[Rows from a dataset]
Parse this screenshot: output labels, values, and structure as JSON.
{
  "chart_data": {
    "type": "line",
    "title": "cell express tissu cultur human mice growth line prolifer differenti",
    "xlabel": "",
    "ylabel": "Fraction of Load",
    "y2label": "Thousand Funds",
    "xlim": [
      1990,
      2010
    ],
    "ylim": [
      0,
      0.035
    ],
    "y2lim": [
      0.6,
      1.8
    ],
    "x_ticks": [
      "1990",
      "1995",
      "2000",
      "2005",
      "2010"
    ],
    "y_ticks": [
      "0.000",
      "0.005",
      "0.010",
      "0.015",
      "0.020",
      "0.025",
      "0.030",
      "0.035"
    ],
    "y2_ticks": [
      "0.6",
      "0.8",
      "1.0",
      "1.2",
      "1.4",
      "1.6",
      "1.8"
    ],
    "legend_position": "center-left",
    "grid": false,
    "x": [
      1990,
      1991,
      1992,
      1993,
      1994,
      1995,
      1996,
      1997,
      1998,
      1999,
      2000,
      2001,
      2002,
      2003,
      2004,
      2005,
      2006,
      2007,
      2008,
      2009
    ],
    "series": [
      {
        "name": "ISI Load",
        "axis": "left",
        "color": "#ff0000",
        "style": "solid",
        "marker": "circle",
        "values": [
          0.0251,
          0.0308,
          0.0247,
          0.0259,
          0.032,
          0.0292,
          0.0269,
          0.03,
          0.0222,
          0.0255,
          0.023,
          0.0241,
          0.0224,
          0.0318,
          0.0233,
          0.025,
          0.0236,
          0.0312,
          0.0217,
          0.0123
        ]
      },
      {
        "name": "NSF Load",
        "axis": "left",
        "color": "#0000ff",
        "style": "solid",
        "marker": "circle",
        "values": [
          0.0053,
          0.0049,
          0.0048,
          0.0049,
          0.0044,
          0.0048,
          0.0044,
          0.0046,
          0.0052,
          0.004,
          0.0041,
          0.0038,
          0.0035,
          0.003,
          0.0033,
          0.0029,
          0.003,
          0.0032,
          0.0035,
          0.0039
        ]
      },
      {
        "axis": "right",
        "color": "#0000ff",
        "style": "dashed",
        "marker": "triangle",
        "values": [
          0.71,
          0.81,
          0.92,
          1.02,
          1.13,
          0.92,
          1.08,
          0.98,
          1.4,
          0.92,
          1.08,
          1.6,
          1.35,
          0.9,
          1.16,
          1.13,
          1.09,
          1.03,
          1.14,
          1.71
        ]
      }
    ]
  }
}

- [AIM OF THE EXERCISE] Copy out the whole listing exactly as written.

- [TASK RESPONSE]
Parse this screenshot: output labels, values, and structure as JSON.
{
  "chart_data": {
    "type": "line",
    "title": "cell express tissu cultur human mice growth line prolifer differenti",
    "xlabel": "",
    "ylabel": "Fraction of Load",
    "y2label": "Thousand Funds",
    "xlim": [
      1990,
      2010
    ],
    "ylim": [
      0,
      0.035
    ],
    "y2lim": [
      0.6,
      1.8
    ],
    "x_ticks": [
      "1990",
      "1995",
      "2000",
      "2005",
      "2010"
    ],
    "y_ticks": [
      "0.000",
      "0.005",
      "0.010",
      "0.015",
      "0.020",
      "0.025",
      "0.030",
      "0.035"
    ],
    "y2_ticks": [
      "0.6",
      "0.8",
      "1.0",
      "1.2",
      "1.4",
      "1.6",
      "1.8"
    ],
    "legend_position": "center-left",
    "grid": false,
    "x": [
      1990,
      1991,
      1992,
      1993,
      1994,
      1995,
      1996,
      1997,
      1998,
      1999,
      2000,
      2001,
      2002,
      2003,
      2004,
      2005,
      2006,
      2007,
      2008,
      2009
    ],
    "series": [
      {
        "name": "ISI Load",
        "axis": "left",
        "color": "#ff0000",
        "style": "solid",
        "marker": "circle",
        "values": [
          0.0251,
          0.0308,
          0.0247,
          0.0259,
          0.032,
          0.0292,
          0.0269,
          0.03,
          0.0222,
          0.0255,
          0.023,
          0.0241,
          0.0224,
          0.0318,
          0.0233,
          0.025,
          0.0236,
          0.0312,
          0.0217,
          0.0123
        ]
      },
      {
        "name": "NSF Load",
        "axis": "left",
        "color": "#0000ff",
        "style": "solid",
        "marker": "circle",
        "values": [
          0.0053,
          0.0049,
          0.0048,
          0.0049,
          0.0044,
          0.0048,
          0.0044,
          0.0046,
          0.0052,
          0.004,
          0.0041,
          0.0038,
          0.0035,
          0.003,
          0.0033,
          0.0029,
          0.003,
          0.0032,
          0.0035,
          0.0039
        ]
      },
      {
        "axis": "right",
        "color": "#0000ff",
        "style": "dashed",
        "marker": "triangle",
        "values": [
          0.71,
          0.81,
          0.92,
          1.02,
          1.13,
          0.92,
          1.08,
          0.98,
          1.4,
          0.92,
          1.08,
          1.6,
          1.35,
          0.9,
          1.16,
          1.13,
          1.09,
          1.03,
          1.14,
          1.71
        ]
      }
    ]
  }
}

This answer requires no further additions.